▸ Written exercise
Transcribe, word for word, the line containing "Give me the" and each line following it through the end of the listing below. Omit all other lines.

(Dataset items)
-*-

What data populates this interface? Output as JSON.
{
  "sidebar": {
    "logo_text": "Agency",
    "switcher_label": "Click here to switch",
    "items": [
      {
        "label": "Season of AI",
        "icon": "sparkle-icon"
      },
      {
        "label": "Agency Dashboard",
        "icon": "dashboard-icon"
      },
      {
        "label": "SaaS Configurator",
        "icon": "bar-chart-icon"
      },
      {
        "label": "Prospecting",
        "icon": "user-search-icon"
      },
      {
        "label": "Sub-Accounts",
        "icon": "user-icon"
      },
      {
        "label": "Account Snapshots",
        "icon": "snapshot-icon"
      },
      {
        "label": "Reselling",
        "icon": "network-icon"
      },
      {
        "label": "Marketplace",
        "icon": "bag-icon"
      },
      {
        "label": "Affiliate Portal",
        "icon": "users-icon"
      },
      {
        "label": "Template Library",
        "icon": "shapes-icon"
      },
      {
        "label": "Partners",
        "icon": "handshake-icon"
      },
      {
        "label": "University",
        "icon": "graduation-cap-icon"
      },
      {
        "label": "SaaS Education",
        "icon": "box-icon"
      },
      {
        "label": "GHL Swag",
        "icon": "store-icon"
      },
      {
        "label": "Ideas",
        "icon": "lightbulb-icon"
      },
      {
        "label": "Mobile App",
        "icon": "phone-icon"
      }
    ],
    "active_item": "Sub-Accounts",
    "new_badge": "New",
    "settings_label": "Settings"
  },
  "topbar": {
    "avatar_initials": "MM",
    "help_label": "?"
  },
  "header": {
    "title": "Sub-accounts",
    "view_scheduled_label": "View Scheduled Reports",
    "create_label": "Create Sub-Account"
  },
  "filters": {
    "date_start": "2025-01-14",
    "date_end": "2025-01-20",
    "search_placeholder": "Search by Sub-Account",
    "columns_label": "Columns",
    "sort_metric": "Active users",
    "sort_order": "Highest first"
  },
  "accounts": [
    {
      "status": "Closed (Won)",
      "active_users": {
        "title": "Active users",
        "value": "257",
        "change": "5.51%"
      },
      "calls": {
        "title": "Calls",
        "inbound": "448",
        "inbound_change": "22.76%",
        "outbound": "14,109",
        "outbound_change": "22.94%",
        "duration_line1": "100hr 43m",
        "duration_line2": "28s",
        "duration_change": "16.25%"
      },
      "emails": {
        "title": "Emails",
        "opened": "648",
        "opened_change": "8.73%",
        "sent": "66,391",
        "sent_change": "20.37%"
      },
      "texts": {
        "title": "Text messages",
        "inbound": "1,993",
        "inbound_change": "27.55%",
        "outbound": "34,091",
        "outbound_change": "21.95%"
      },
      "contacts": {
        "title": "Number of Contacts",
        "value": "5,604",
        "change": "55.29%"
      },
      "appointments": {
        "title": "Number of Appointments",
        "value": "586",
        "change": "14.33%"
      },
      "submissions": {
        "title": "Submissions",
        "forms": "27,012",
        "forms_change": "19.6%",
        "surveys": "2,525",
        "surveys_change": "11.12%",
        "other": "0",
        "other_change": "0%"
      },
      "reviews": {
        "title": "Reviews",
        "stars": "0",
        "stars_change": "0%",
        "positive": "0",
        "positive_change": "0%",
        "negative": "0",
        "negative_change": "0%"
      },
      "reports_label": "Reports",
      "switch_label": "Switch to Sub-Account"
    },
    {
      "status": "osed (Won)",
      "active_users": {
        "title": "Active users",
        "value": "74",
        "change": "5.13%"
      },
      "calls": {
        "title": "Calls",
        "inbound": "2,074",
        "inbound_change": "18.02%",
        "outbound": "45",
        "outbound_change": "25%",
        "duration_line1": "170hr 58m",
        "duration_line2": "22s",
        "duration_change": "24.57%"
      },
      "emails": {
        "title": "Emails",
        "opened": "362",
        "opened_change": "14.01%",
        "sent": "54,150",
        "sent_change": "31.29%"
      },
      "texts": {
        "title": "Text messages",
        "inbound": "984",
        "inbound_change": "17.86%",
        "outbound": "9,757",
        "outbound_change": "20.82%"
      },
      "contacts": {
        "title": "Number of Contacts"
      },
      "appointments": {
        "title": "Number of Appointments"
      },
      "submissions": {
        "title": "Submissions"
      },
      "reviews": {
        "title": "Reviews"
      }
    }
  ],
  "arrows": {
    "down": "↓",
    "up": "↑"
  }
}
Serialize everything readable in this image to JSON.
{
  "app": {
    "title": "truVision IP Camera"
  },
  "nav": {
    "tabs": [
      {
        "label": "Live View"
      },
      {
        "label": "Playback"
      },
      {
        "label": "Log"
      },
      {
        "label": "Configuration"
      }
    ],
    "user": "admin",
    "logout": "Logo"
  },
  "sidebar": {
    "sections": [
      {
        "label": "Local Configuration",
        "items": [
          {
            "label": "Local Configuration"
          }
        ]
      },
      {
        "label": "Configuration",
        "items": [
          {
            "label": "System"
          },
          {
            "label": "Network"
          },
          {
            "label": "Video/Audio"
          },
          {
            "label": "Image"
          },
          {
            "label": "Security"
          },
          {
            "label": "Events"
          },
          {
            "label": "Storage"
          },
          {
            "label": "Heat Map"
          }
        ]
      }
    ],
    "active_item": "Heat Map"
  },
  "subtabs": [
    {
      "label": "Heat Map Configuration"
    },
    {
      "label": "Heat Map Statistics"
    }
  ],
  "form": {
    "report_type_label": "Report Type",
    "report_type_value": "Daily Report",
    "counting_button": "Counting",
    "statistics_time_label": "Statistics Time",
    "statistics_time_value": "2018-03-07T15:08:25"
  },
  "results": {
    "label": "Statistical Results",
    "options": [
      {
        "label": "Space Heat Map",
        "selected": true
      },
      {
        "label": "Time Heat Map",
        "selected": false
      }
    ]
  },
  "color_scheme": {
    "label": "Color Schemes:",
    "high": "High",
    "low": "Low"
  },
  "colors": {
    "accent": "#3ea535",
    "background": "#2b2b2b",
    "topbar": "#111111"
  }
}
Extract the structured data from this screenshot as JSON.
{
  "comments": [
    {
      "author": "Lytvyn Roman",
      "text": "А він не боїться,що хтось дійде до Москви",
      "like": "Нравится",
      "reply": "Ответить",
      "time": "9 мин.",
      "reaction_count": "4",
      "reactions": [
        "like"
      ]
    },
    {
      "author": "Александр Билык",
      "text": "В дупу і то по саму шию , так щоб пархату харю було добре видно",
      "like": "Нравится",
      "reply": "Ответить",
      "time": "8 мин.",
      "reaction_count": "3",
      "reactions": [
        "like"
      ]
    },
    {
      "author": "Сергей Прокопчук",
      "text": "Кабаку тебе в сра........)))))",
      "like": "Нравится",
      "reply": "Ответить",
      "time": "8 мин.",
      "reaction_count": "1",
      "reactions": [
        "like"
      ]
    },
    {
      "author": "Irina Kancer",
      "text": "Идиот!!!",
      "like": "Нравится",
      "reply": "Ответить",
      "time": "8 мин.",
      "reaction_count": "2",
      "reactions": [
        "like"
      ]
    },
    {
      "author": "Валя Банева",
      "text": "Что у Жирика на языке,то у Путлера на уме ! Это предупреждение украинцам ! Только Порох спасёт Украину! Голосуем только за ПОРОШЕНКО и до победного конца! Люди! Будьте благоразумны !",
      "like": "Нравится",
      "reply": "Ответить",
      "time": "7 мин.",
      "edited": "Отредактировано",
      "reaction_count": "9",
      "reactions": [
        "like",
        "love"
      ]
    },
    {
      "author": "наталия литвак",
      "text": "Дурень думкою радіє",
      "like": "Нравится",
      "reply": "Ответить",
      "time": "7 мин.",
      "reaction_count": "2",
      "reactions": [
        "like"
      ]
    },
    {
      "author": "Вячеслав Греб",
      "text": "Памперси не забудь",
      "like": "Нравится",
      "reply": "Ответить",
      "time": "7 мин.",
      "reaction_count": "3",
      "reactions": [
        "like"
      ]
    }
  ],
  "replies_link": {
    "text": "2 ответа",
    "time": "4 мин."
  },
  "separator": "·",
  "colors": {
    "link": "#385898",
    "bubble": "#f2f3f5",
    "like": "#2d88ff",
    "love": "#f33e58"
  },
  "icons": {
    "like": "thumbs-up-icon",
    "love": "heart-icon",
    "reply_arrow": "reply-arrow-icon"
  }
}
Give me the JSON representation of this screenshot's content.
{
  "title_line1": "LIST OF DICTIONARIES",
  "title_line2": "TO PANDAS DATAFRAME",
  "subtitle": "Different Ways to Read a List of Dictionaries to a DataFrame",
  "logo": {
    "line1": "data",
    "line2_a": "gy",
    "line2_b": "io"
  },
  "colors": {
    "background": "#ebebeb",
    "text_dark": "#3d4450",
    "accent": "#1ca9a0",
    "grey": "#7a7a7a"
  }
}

-*-

▸ The answer
Give me the JSON representation of this screenshot's content.
{
  "title_line1": "LIST OF DICTIONARIES",
  "title_line2": "TO PANDAS DATAFRAME",
  "subtitle": "Different Ways to Read a List of Dictionaries to a DataFrame",
  "logo": {
    "line1": "data",
    "line2_a": "gy",
    "line2_b": "io"
  },
  "colors": {
    "background": "#ebebeb",
    "text_dark": "#3d4450",
    "accent": "#1ca9a0",
    "grey": "#7a7a7a"
  }
}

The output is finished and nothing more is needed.